— What to work on —
What number of lines in the material contain the word "been"? Give that number alone.

..........

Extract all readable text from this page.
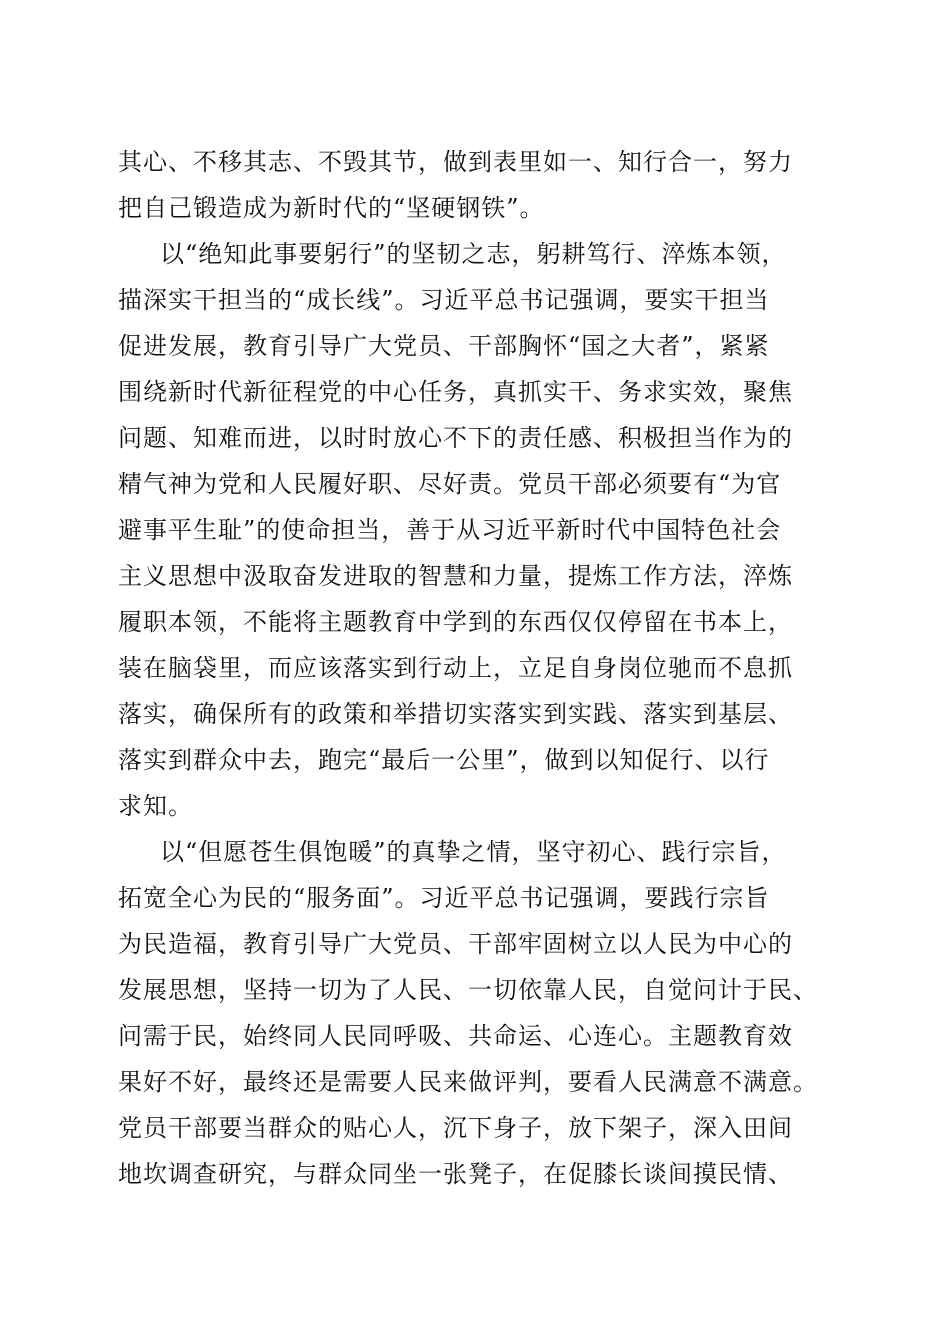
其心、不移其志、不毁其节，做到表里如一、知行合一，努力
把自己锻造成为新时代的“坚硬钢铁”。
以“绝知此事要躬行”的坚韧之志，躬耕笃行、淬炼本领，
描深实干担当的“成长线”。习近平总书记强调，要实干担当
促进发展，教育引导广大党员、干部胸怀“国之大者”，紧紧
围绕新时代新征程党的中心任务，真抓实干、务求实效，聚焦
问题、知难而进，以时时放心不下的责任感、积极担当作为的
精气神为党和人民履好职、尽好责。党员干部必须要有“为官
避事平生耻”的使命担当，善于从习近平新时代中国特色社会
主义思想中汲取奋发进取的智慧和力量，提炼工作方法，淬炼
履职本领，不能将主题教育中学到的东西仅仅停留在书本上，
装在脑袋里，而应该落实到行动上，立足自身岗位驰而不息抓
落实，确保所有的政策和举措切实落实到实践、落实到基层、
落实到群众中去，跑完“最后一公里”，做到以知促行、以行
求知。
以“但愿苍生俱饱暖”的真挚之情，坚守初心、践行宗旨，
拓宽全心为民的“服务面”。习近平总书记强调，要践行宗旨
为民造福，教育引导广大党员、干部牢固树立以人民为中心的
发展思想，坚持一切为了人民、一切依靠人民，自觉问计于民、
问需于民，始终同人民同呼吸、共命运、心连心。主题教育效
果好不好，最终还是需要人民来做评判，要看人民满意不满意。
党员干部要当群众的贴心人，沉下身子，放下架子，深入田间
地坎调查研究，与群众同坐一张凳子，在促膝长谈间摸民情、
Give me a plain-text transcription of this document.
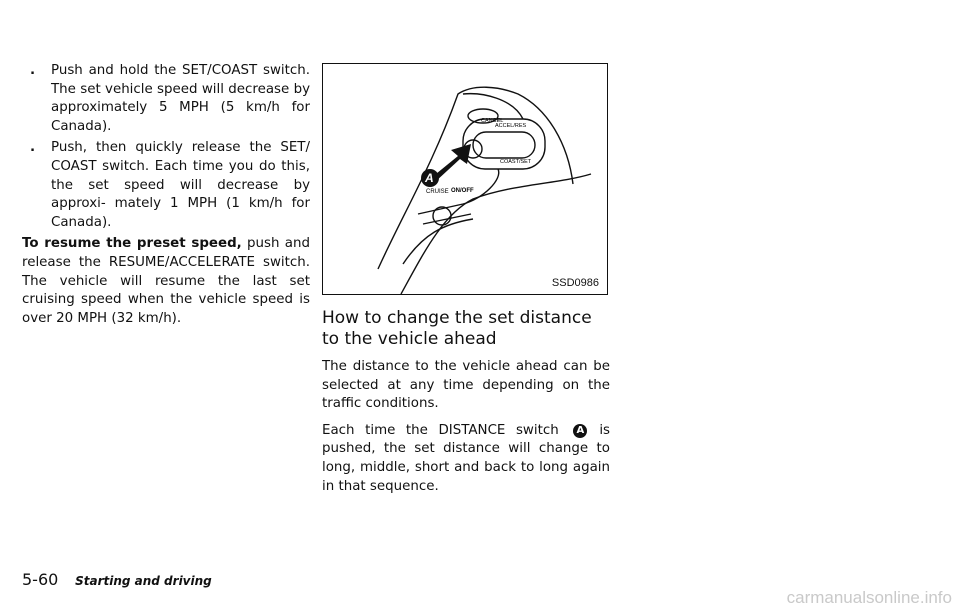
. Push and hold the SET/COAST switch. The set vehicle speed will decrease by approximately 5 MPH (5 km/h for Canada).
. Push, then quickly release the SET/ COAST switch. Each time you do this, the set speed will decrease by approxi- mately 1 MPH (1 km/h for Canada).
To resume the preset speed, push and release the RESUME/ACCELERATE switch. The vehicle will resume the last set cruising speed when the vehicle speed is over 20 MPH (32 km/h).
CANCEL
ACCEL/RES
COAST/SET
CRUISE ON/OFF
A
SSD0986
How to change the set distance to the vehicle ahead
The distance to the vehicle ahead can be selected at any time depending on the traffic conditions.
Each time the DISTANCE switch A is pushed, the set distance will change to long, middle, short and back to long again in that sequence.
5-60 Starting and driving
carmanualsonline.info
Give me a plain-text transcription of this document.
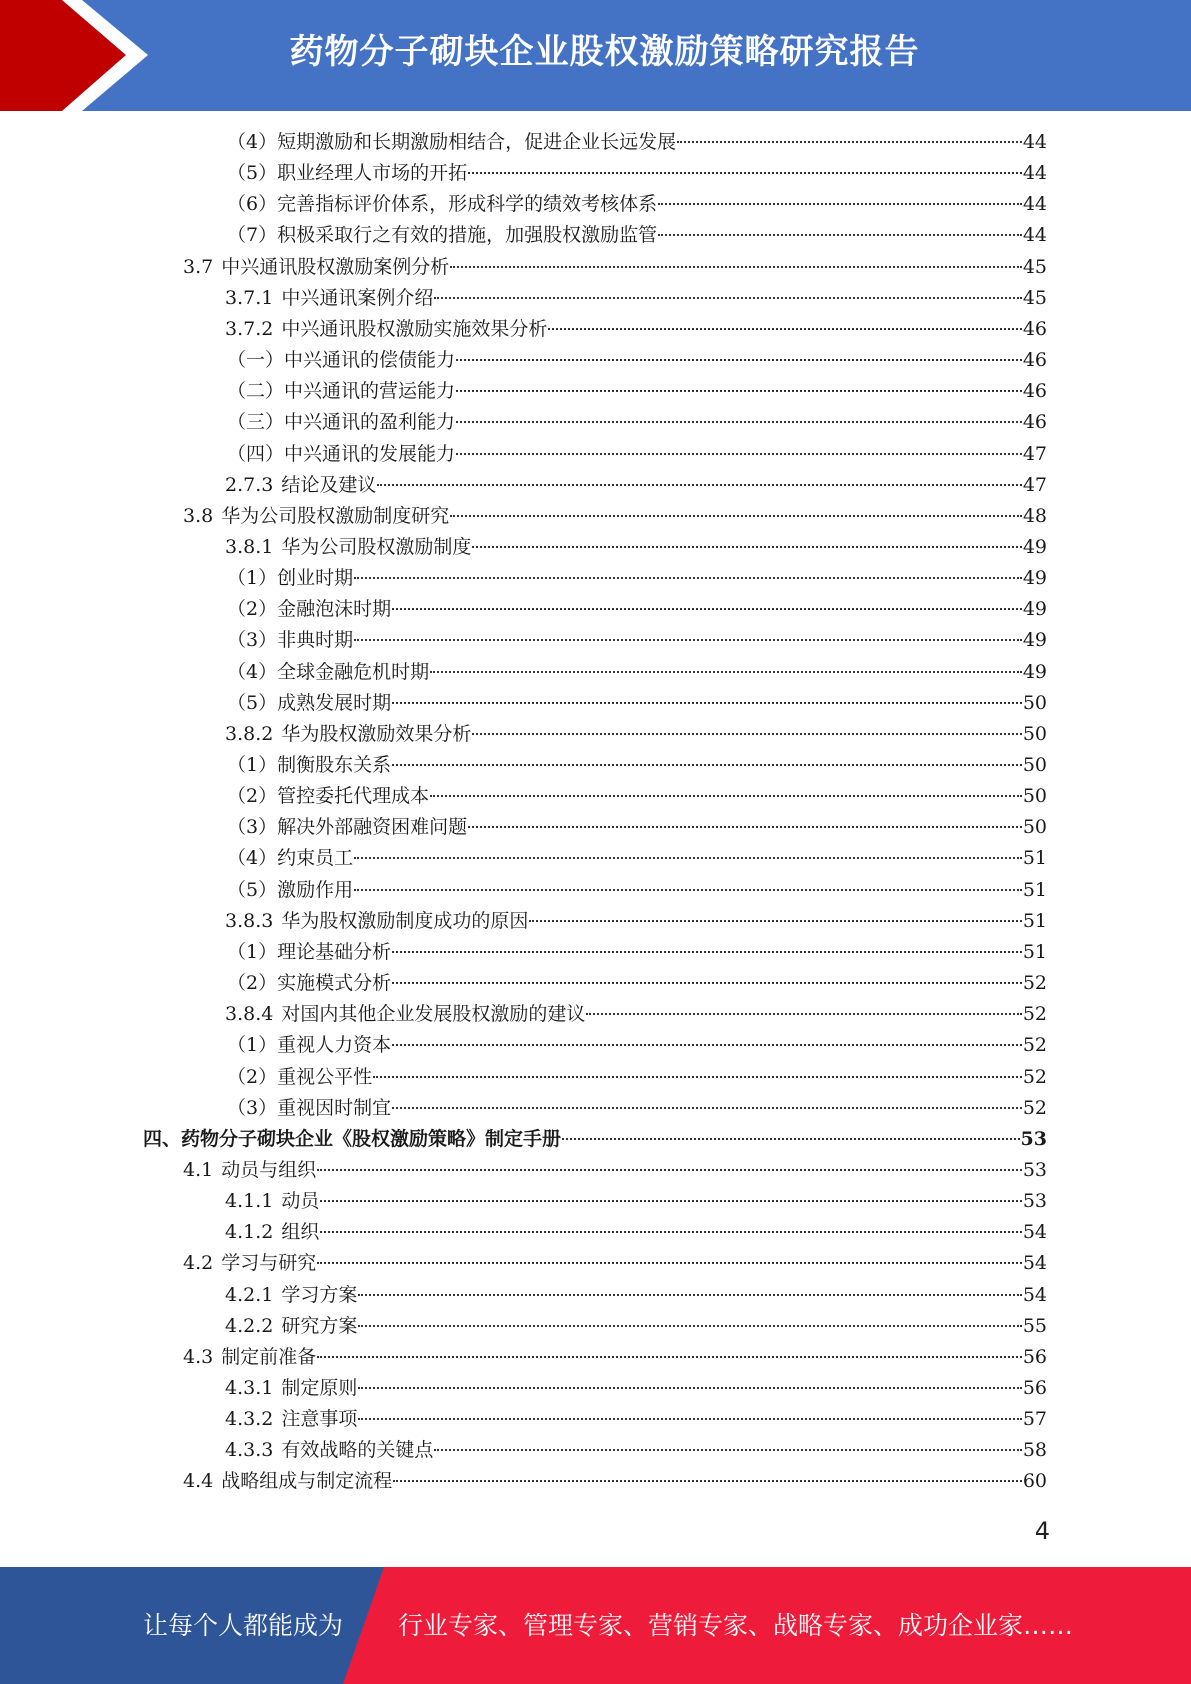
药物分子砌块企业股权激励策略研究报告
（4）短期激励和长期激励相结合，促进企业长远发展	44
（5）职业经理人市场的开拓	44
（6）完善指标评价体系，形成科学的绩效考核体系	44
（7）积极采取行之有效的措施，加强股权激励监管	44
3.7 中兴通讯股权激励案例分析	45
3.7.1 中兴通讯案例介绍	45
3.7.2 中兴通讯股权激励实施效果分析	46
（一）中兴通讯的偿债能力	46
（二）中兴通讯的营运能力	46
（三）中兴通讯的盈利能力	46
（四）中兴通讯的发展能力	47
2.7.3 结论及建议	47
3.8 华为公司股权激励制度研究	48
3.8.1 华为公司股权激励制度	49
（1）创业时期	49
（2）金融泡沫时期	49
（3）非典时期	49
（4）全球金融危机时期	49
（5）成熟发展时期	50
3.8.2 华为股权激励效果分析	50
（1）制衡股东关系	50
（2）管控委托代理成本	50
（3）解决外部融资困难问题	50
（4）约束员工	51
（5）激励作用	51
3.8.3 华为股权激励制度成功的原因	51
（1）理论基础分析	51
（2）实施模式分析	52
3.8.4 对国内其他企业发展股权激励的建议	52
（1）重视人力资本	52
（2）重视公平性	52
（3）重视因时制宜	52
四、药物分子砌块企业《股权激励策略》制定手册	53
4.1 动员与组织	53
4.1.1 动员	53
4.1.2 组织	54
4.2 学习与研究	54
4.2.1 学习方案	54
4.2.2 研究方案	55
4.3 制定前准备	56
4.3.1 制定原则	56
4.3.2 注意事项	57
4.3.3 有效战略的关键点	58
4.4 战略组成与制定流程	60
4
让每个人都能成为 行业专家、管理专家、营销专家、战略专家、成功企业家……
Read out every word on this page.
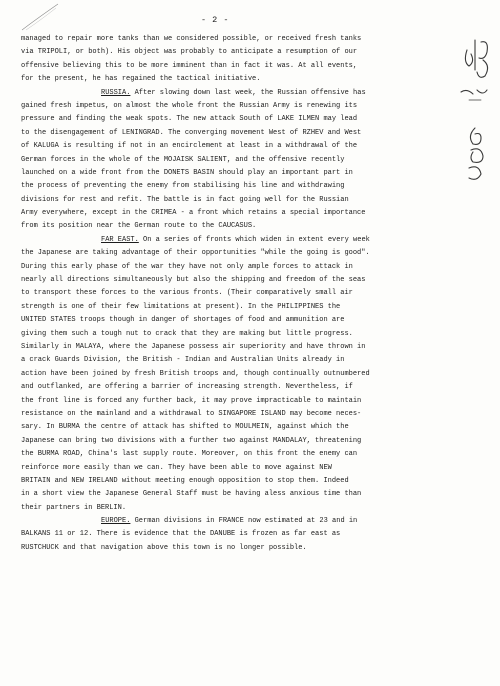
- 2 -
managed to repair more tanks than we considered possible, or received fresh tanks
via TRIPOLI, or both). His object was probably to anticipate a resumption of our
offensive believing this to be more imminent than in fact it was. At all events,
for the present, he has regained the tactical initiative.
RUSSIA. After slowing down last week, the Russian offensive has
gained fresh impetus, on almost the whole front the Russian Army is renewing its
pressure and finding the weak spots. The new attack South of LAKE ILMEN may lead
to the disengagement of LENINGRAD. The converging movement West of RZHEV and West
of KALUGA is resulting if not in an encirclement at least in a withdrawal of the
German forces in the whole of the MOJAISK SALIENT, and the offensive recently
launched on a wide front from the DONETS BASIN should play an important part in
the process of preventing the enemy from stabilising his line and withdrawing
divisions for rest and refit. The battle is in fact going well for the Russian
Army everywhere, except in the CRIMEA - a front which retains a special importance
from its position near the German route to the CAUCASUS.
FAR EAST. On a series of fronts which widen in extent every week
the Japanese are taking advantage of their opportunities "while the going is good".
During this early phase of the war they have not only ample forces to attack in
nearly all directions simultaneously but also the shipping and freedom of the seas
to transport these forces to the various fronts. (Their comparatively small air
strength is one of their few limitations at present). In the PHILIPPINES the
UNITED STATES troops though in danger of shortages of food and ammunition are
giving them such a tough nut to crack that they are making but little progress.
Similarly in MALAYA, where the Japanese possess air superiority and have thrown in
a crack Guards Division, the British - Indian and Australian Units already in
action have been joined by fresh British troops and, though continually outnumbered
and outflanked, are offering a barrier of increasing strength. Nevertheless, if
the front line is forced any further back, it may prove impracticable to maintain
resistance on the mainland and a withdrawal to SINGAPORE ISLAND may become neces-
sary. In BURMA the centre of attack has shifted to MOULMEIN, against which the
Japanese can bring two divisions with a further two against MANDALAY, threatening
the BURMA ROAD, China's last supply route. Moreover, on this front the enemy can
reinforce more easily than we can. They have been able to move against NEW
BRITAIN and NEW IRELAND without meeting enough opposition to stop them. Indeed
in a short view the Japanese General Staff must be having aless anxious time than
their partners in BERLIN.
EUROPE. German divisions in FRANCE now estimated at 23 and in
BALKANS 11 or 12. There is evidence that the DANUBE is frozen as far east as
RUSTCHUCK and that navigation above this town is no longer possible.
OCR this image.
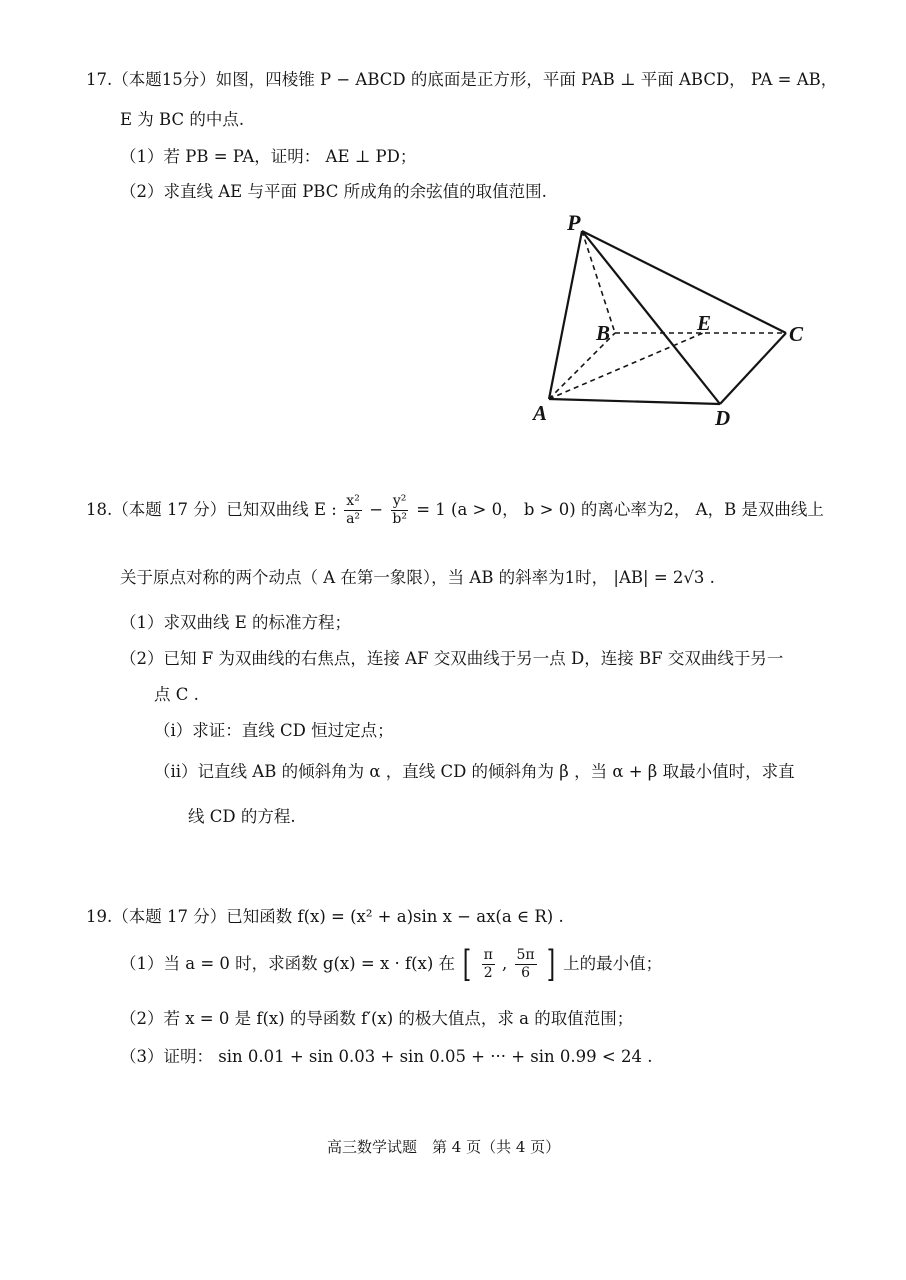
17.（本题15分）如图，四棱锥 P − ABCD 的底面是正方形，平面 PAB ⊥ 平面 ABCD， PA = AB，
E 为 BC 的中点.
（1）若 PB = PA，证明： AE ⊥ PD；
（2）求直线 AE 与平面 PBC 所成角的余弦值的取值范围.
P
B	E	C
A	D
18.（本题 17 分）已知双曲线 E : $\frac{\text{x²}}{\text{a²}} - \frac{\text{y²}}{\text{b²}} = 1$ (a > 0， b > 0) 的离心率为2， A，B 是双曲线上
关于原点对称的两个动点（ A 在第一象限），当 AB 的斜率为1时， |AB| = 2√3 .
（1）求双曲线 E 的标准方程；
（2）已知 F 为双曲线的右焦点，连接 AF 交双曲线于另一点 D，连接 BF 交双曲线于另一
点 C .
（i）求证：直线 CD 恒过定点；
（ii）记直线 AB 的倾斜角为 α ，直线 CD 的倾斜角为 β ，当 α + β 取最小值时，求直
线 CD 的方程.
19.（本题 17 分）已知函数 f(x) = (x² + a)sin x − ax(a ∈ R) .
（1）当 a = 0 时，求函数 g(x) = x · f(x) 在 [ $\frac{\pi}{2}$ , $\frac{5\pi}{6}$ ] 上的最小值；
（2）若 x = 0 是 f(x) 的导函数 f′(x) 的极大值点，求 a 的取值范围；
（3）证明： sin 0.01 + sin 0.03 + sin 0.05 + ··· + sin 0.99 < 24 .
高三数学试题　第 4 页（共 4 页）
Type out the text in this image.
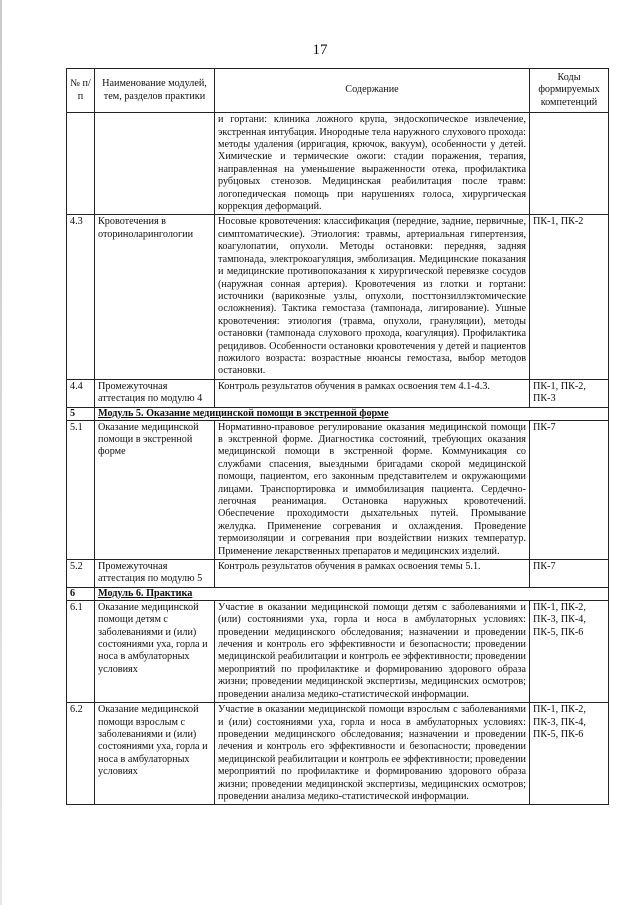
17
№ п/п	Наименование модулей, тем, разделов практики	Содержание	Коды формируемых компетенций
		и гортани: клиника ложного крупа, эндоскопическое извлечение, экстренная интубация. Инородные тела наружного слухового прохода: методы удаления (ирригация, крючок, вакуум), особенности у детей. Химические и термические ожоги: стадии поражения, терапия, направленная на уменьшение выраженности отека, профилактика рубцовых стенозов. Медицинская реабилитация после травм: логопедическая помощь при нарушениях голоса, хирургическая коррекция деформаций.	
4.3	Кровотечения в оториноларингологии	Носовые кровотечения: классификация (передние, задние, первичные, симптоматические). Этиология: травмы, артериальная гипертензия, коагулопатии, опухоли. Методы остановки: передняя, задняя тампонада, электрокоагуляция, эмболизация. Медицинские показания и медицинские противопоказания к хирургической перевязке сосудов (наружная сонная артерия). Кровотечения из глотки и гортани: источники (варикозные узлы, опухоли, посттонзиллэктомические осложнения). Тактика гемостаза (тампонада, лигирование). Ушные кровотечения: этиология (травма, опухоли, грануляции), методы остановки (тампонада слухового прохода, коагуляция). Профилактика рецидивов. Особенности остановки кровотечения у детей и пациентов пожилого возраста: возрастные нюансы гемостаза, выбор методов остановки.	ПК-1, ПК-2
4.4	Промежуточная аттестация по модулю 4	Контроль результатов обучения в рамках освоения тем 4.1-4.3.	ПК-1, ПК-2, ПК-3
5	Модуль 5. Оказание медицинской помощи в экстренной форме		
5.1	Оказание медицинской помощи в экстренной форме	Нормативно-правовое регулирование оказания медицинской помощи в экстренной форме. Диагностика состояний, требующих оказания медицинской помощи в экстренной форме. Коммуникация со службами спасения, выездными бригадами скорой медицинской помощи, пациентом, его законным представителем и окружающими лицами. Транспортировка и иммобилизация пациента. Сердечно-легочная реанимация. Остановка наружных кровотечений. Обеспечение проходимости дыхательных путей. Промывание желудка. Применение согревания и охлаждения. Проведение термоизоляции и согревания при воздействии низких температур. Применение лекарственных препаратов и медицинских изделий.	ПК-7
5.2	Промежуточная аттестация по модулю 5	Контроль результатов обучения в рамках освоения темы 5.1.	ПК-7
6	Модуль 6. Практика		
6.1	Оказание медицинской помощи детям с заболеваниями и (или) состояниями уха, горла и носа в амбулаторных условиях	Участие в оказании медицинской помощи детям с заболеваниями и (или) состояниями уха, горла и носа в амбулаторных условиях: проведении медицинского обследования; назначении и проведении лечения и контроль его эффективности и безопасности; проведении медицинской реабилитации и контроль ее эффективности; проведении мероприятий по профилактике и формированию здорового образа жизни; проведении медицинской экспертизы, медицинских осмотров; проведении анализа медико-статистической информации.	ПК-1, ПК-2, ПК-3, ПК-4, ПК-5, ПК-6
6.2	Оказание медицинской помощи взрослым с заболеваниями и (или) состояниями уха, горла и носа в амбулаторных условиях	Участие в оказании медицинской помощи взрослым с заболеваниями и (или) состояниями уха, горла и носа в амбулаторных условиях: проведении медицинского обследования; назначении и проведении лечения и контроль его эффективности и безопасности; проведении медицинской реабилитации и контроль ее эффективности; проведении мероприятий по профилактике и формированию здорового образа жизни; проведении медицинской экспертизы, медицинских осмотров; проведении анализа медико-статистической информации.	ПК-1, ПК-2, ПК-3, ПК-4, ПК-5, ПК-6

..........

— Expected answer —
2